To be done: Verbatim output of all the material below is required.

Stored data
## Begin
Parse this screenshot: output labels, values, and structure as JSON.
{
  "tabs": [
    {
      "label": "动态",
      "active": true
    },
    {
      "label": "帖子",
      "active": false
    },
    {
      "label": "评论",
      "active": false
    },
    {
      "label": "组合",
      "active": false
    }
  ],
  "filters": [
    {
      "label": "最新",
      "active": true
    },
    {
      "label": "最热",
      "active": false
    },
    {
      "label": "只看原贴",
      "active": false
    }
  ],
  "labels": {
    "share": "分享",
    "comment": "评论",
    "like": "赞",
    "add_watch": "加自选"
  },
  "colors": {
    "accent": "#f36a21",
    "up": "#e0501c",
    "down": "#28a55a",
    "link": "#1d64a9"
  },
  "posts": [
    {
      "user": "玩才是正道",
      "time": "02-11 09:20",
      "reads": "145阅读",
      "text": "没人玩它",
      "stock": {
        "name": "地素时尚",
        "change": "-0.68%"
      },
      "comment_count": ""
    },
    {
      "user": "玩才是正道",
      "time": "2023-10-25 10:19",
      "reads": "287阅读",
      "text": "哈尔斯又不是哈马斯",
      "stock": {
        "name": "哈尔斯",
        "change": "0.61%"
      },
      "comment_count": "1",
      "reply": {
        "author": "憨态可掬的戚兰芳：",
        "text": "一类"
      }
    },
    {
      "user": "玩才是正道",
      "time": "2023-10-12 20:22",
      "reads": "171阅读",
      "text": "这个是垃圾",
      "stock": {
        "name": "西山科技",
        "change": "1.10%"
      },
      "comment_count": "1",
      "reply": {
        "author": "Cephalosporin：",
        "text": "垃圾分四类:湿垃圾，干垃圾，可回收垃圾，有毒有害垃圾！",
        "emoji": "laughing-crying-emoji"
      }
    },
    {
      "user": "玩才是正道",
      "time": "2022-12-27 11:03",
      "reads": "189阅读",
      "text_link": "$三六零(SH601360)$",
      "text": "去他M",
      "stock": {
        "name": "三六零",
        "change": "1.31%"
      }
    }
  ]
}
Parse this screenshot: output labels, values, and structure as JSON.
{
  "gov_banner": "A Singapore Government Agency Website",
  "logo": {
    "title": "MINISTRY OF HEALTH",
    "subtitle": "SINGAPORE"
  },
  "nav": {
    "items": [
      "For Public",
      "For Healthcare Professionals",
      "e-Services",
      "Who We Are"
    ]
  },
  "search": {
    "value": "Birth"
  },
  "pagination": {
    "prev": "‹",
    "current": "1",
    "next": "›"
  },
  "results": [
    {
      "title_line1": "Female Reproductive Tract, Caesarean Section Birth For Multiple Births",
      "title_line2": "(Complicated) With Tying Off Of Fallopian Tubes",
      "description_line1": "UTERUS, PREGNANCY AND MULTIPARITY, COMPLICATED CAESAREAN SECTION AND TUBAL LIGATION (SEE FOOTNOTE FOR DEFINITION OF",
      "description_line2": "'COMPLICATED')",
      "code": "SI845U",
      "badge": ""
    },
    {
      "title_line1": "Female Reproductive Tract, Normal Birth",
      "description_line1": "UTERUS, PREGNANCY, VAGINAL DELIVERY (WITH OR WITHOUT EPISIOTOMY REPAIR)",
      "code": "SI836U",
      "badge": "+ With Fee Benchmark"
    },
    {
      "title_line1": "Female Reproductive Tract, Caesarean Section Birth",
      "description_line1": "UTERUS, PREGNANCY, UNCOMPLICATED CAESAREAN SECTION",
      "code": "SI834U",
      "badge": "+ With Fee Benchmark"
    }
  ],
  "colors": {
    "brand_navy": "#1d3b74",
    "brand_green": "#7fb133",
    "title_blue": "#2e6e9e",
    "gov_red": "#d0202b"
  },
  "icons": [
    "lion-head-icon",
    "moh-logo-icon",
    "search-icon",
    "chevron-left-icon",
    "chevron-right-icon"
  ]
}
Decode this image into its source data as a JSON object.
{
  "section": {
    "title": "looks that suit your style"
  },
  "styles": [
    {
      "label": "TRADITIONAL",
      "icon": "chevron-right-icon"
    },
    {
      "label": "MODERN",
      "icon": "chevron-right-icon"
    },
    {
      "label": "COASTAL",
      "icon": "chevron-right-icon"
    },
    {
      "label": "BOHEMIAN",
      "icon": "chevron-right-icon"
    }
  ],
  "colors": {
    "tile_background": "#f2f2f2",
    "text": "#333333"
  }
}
## End
Task result:
Parse this screenshot: output labels, values, and structure as JSON.
{
  "tabs": [
    {
      "label": "动态",
      "active": true
    },
    {
      "label": "帖子",
      "active": false
    },
    {
      "label": "评论",
      "active": false
    },
    {
      "label": "组合",
      "active": false
    }
  ],
  "filters": [
    {
      "label": "最新",
      "active": true
    },
    {
      "label": "最热",
      "active": false
    },
    {
      "label": "只看原贴",
      "active": false
    }
  ],
  "labels": {
    "share": "分享",
    "comment": "评论",
    "like": "赞",
    "add_watch": "加自选"
  },
  "colors": {
    "accent": "#f36a21",
    "up": "#e0501c",
    "down": "#28a55a",
    "link": "#1d64a9"
  },
  "posts": [
    {
      "user": "玩才是正道",
      "time": "02-11 09:20",
      "reads": "145阅读",
      "text": "没人玩它",
      "stock": {
        "name": "地素时尚",
        "change": "-0.68%"
      },
      "comment_count": ""
    },
    {
      "user": "玩才是正道",
      "time": "2023-10-25 10:19",
      "reads": "287阅读",
      "text": "哈尔斯又不是哈马斯",
      "stock": {
        "name": "哈尔斯",
        "change": "0.61%"
      },
      "comment_count": "1",
      "reply": {
        "author": "憨态可掬的戚兰芳：",
        "text": "一类"
      }
    },
    {
      "user": "玩才是正道",
      "time": "2023-10-12 20:22",
      "reads": "171阅读",
      "text": "这个是垃圾",
      "stock": {
        "name": "西山科技",
        "change": "1.10%"
      },
      "comment_count": "1",
      "reply": {
        "author": "Cephalosporin：",
        "text": "垃圾分四类:湿垃圾，干垃圾，可回收垃圾，有毒有害垃圾！",
        "emoji": "laughing-crying-emoji"
      }
    },
    {
      "user": "玩才是正道",
      "time": "2022-12-27 11:03",
      "reads": "189阅读",
      "text_link": "$三六零(SH601360)$",
      "text": "去他M",
      "stock": {
        "name": "三六零",
        "change": "1.31%"
      }
    }
  ]
}
Parse this screenshot: output labels, values, and structure as JSON.
{
  "gov_banner": "A Singapore Government Agency Website",
  "logo": {
    "title": "MINISTRY OF HEALTH",
    "subtitle": "SINGAPORE"
  },
  "nav": {
    "items": [
      "For Public",
      "For Healthcare Professionals",
      "e-Services",
      "Who We Are"
    ]
  },
  "search": {
    "value": "Birth"
  },
  "pagination": {
    "prev": "‹",
    "current": "1",
    "next": "›"
  },
  "results": [
    {
      "title_line1": "Female Reproductive Tract, Caesarean Section Birth For Multiple Births",
      "title_line2": "(Complicated) With Tying Off Of Fallopian Tubes",
      "description_line1": "UTERUS, PREGNANCY AND MULTIPARITY, COMPLICATED CAESAREAN SECTION AND TUBAL LIGATION (SEE FOOTNOTE FOR DEFINITION OF",
      "description_line2": "'COMPLICATED')",
      "code": "SI845U",
      "badge": ""
    },
    {
      "title_line1": "Female Reproductive Tract, Normal Birth",
      "description_line1": "UTERUS, PREGNANCY, VAGINAL DELIVERY (WITH OR WITHOUT EPISIOTOMY REPAIR)",
      "code": "SI836U",
      "badge": "+ With Fee Benchmark"
    },
    {
      "title_line1": "Female Reproductive Tract, Caesarean Section Birth",
      "description_line1": "UTERUS, PREGNANCY, UNCOMPLICATED CAESAREAN SECTION",
      "code": "SI834U",
      "badge": "+ With Fee Benchmark"
    }
  ],
  "colors": {
    "brand_navy": "#1d3b74",
    "brand_green": "#7fb133",
    "title_blue": "#2e6e9e",
    "gov_red": "#d0202b"
  },
  "icons": [
    "lion-head-icon",
    "moh-logo-icon",
    "search-icon",
    "chevron-left-icon",
    "chevron-right-icon"
  ]
}
Decode this image into its source data as a JSON object.
{
  "section": {
    "title": "looks that suit your style"
  },
  "styles": [
    {
      "label": "TRADITIONAL",
      "icon": "chevron-right-icon"
    },
    {
      "label": "MODERN",
      "icon": "chevron-right-icon"
    },
    {
      "label": "COASTAL",
      "icon": "chevron-right-icon"
    },
    {
      "label": "BOHEMIAN",
      "icon": "chevron-right-icon"
    }
  ],
  "colors": {
    "tile_background": "#f2f2f2",
    "text": "#333333"
  }
}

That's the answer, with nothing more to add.